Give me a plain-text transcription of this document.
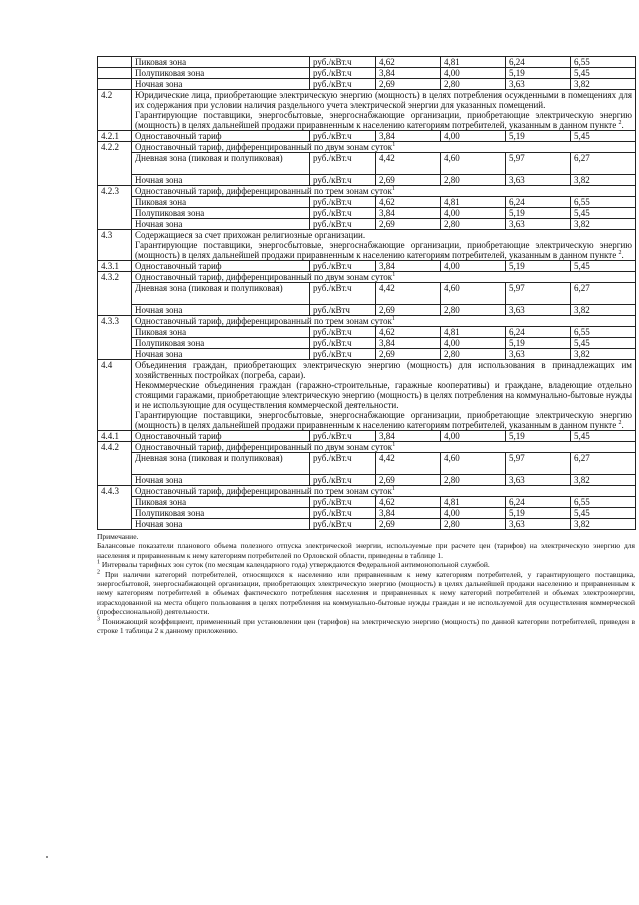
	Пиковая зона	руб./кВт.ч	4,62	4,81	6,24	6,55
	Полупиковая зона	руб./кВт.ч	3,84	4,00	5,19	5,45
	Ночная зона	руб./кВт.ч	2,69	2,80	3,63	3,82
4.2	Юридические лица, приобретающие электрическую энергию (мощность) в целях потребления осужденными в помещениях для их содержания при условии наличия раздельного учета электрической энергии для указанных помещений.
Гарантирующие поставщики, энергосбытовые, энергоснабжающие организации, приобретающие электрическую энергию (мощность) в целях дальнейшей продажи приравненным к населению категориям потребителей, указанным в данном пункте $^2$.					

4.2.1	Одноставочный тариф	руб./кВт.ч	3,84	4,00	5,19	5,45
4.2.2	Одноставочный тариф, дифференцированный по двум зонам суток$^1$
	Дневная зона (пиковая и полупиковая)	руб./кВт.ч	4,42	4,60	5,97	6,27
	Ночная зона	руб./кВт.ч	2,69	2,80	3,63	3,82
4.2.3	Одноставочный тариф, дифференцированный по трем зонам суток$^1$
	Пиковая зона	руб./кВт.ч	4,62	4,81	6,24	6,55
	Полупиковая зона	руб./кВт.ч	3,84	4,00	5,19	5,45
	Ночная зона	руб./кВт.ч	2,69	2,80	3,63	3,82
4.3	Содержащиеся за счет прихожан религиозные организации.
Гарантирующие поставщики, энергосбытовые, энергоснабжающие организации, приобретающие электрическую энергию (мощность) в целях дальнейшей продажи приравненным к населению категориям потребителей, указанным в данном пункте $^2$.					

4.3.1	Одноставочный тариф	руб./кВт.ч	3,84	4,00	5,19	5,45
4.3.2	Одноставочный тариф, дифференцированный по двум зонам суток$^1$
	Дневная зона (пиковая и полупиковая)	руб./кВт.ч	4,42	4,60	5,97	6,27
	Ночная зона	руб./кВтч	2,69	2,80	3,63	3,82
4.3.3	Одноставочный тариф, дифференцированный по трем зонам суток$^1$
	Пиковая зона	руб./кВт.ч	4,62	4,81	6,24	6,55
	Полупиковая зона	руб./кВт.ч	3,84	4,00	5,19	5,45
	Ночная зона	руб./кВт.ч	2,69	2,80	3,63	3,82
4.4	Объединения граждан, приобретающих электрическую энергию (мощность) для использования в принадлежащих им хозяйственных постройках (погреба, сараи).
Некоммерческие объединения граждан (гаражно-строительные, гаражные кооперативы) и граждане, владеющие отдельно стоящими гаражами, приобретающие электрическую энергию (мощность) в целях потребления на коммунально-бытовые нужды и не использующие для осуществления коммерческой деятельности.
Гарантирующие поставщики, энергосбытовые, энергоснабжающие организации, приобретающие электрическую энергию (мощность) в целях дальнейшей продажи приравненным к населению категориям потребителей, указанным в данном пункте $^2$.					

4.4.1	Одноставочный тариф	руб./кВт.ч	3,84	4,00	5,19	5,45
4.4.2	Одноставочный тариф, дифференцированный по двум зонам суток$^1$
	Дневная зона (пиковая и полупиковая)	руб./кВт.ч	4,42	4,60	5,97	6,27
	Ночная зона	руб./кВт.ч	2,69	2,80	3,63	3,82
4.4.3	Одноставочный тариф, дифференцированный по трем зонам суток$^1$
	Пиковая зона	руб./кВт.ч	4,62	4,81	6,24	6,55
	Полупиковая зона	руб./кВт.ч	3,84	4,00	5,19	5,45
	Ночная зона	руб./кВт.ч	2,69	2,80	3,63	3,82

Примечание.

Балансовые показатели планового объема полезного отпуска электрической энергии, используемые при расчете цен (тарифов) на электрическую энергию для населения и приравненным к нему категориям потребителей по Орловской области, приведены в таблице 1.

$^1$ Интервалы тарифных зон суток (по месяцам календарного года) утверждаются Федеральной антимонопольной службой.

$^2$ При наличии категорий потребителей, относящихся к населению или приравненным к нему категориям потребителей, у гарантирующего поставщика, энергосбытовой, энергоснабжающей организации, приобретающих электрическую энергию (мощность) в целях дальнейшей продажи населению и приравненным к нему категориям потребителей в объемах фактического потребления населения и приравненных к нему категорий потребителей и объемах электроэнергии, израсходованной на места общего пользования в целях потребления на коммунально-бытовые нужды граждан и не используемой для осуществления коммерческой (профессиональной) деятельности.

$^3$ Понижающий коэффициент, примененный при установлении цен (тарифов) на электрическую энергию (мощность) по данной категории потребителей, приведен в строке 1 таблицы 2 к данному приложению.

#####

What is needed: Search the records above for "деятельности". Copy each line where it is found.

Full answer:
Некоммерческие объединения граждан (гаражно-строительные, гаражные кооперативы) и граждане, владеющие отдельно стоящими гаражами, приобретающие электрическую энергию (мощность) в целях потребления на коммунально-бытовые нужды и не использующие для осуществления коммерческой деятельности.
$^2$ При наличии категорий потребителей, относящихся к населению или приравненным к нему категориям потребителей, у гарантирующего поставщика, энергосбытовой, энергоснабжающей организации, приобретающих электрическую энергию (мощность) в целях дальнейшей продажи населению и приравненным к нему категориям потребителей в объемах фактического потребления населения и приравненных к нему категорий потребителей и объемах электроэнергии, израсходованной на места общего пользования в целях потребления на коммунально-бытовые нужды граждан и не используемой для осуществления коммерческой (профессиональной) деятельности.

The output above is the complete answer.